** Task brief **
Pick every line from the data that holds the word "Synchronous".

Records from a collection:
··········

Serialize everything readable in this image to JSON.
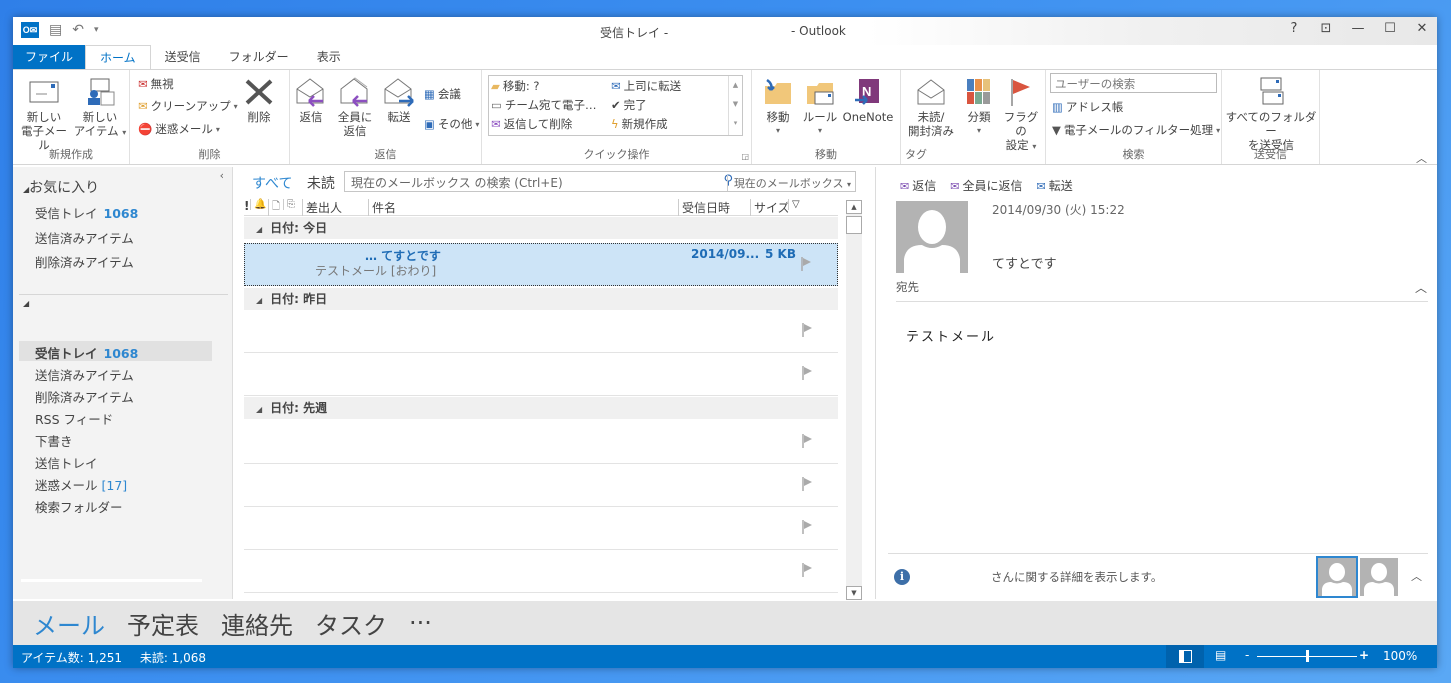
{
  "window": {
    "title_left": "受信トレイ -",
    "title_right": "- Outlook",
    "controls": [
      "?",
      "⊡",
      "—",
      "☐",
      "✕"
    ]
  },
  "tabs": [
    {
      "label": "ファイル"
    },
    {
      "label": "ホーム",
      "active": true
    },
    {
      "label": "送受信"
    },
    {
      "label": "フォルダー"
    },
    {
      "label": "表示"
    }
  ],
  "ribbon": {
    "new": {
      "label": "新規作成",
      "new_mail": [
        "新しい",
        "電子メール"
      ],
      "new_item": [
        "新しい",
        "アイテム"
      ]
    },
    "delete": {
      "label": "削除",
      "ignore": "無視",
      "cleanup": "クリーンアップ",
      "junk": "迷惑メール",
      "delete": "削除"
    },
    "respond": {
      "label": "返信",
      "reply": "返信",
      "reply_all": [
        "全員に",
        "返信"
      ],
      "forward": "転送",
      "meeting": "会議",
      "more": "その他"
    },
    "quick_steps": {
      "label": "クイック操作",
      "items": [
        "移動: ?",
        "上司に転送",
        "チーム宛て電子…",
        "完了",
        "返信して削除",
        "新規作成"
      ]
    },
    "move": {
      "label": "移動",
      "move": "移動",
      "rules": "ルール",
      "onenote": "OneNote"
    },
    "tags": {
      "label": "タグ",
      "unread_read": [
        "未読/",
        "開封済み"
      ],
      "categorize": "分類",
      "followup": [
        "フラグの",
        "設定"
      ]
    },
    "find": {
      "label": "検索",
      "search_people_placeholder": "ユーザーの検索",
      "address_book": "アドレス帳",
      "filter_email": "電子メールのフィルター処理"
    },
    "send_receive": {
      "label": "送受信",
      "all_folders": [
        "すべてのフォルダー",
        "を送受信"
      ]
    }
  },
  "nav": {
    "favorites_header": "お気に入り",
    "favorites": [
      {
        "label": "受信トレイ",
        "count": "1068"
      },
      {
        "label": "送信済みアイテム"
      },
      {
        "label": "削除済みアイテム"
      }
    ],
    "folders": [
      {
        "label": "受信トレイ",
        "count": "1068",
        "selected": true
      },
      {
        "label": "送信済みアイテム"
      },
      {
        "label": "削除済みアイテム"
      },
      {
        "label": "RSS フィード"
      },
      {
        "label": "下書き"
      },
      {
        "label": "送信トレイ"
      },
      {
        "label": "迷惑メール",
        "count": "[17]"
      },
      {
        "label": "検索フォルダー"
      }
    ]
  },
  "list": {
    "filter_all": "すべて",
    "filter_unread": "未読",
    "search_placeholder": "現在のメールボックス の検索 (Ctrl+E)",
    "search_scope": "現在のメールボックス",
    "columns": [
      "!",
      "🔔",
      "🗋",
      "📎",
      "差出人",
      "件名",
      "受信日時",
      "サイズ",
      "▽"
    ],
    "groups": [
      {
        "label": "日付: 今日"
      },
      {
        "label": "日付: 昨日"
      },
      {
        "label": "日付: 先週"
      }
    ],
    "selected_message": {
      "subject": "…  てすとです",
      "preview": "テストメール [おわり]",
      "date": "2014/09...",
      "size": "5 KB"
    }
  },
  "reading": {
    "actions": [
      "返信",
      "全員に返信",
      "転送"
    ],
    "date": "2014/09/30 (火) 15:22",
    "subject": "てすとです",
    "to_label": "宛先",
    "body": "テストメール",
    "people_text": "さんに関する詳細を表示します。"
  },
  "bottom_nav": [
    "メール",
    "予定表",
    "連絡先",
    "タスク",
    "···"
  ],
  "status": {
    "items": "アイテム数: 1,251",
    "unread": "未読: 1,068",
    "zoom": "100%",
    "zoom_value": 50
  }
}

··········

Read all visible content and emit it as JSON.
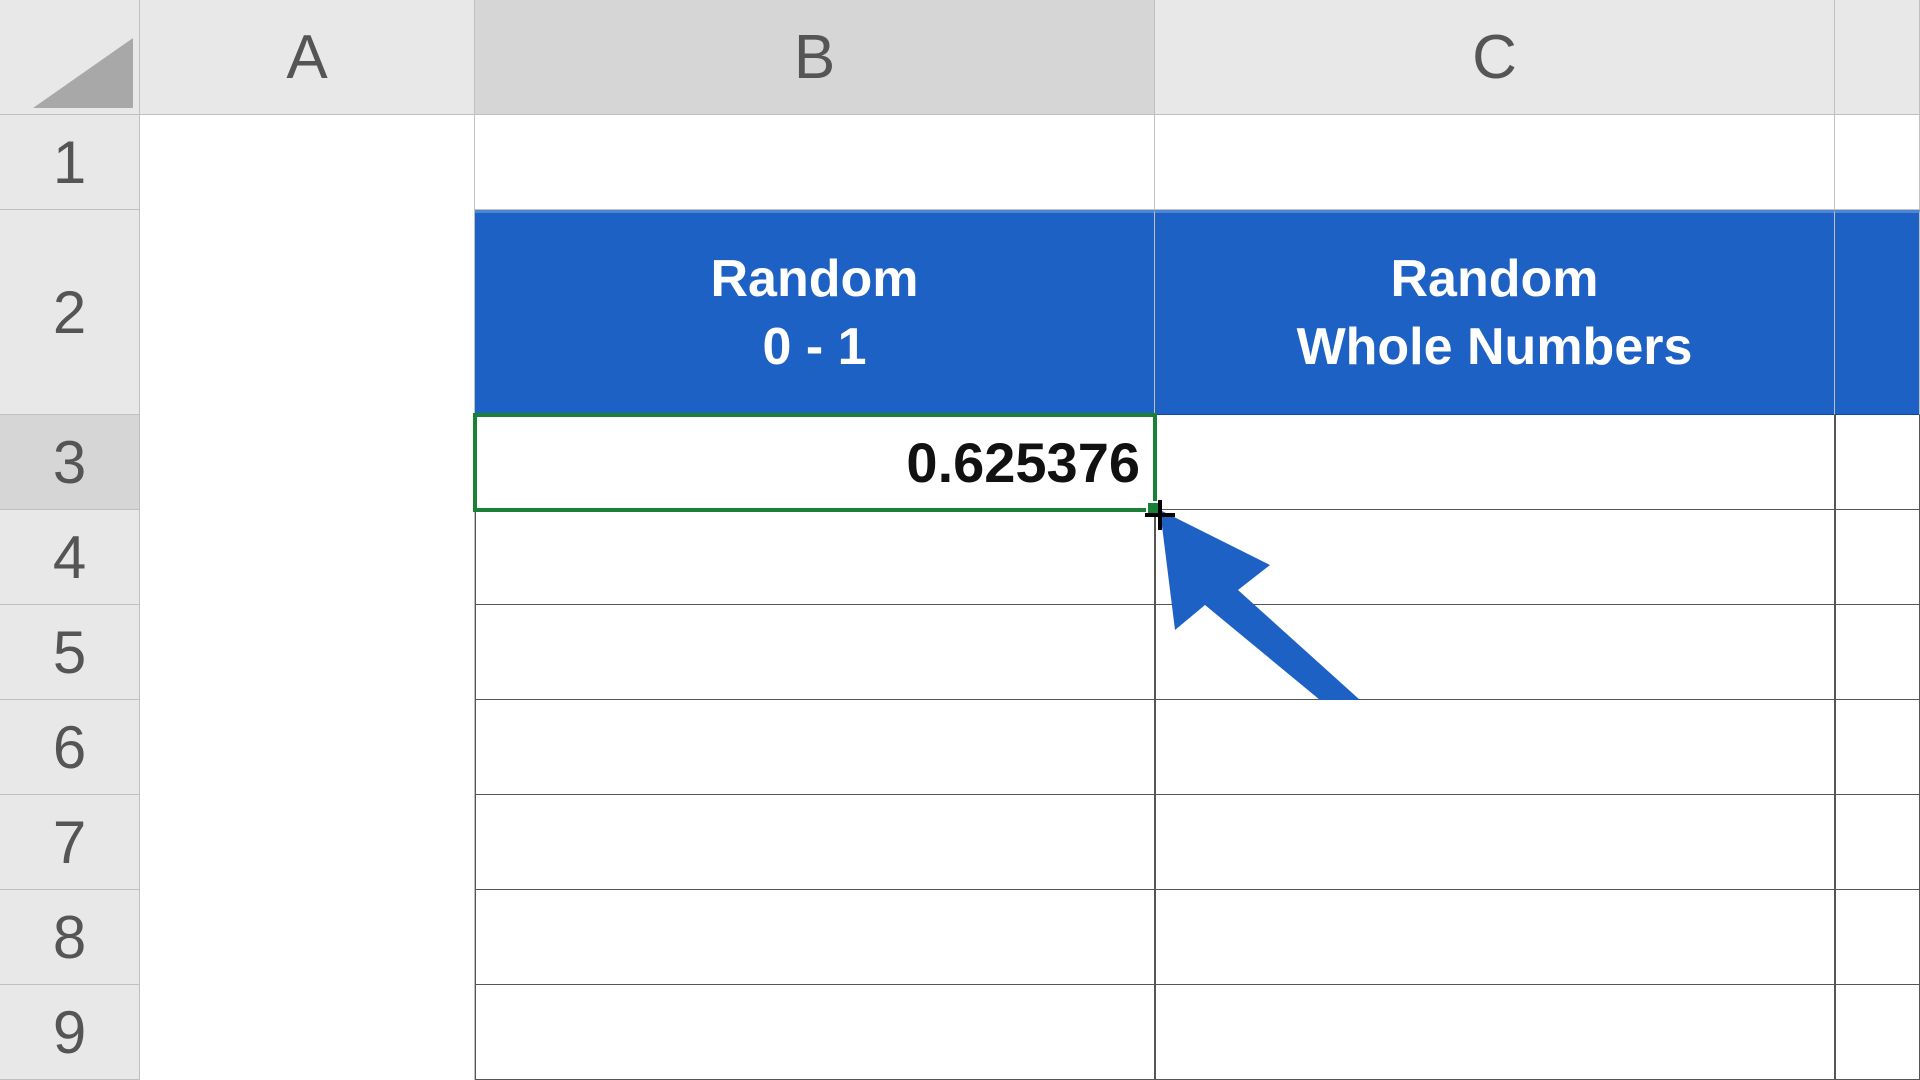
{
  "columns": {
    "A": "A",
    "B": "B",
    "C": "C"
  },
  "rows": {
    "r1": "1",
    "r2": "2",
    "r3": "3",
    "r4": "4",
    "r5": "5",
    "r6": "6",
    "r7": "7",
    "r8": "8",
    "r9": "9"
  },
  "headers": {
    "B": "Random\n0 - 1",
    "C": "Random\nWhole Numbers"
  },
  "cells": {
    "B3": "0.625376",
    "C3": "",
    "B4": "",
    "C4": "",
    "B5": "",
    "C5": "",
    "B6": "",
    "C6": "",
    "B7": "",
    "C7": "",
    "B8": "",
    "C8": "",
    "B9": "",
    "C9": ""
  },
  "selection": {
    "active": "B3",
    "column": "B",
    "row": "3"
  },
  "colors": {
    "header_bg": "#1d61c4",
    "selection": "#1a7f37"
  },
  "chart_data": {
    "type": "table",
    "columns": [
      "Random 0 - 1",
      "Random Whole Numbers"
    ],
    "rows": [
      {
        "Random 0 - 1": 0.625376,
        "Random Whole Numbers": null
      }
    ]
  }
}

··········

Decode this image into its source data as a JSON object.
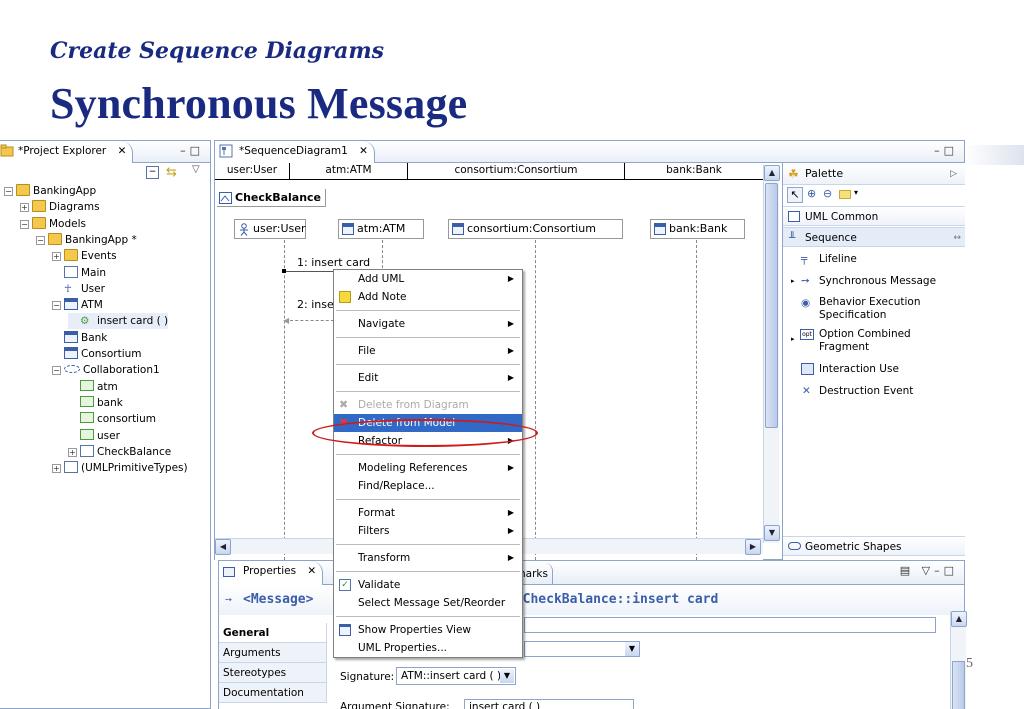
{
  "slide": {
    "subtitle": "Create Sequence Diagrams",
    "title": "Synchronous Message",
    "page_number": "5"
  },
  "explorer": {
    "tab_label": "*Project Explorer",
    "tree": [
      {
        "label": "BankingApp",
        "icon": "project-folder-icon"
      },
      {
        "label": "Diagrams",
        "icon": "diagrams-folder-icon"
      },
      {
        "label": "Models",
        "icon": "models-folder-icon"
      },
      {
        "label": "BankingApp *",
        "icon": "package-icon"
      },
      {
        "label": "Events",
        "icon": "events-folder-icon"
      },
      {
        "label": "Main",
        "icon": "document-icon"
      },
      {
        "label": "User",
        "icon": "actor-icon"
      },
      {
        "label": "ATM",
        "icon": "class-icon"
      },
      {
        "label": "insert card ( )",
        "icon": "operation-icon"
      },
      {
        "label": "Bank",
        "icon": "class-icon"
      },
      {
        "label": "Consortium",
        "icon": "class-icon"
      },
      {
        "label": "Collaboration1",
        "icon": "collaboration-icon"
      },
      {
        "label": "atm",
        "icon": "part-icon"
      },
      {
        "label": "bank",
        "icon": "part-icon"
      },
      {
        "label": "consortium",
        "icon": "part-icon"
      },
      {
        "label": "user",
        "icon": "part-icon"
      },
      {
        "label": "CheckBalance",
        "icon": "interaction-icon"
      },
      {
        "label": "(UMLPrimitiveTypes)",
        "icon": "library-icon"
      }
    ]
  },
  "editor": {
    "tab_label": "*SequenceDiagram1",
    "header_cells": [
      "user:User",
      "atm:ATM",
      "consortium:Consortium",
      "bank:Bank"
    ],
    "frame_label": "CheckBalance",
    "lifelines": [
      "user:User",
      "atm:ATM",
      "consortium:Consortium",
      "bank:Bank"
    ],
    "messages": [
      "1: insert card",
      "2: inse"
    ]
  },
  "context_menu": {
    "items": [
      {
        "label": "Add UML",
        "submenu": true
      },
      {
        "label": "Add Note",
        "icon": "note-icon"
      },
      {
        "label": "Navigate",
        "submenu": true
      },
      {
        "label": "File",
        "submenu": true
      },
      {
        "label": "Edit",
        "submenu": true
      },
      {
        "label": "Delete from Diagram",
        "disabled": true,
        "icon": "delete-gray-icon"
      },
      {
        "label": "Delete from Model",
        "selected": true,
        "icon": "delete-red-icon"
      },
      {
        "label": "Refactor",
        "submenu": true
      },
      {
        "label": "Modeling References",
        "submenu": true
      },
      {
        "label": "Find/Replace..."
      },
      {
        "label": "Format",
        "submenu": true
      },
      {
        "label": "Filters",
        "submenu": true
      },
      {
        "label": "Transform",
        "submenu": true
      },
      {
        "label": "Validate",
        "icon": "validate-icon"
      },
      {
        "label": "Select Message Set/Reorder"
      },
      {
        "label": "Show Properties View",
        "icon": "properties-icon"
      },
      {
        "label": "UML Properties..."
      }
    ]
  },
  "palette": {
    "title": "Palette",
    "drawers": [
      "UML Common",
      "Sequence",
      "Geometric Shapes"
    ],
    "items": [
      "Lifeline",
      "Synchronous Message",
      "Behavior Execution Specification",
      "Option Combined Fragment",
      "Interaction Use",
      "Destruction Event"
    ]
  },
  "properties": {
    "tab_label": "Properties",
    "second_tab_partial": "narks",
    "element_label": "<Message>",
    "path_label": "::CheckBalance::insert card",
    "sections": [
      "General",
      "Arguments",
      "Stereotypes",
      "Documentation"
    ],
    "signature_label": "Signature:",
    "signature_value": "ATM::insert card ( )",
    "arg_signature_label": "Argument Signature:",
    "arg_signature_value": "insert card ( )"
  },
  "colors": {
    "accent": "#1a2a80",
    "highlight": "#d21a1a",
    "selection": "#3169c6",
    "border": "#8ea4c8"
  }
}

··········

** Exercise result **
    "title": "Synchronous Message",
      "Synchronous Message",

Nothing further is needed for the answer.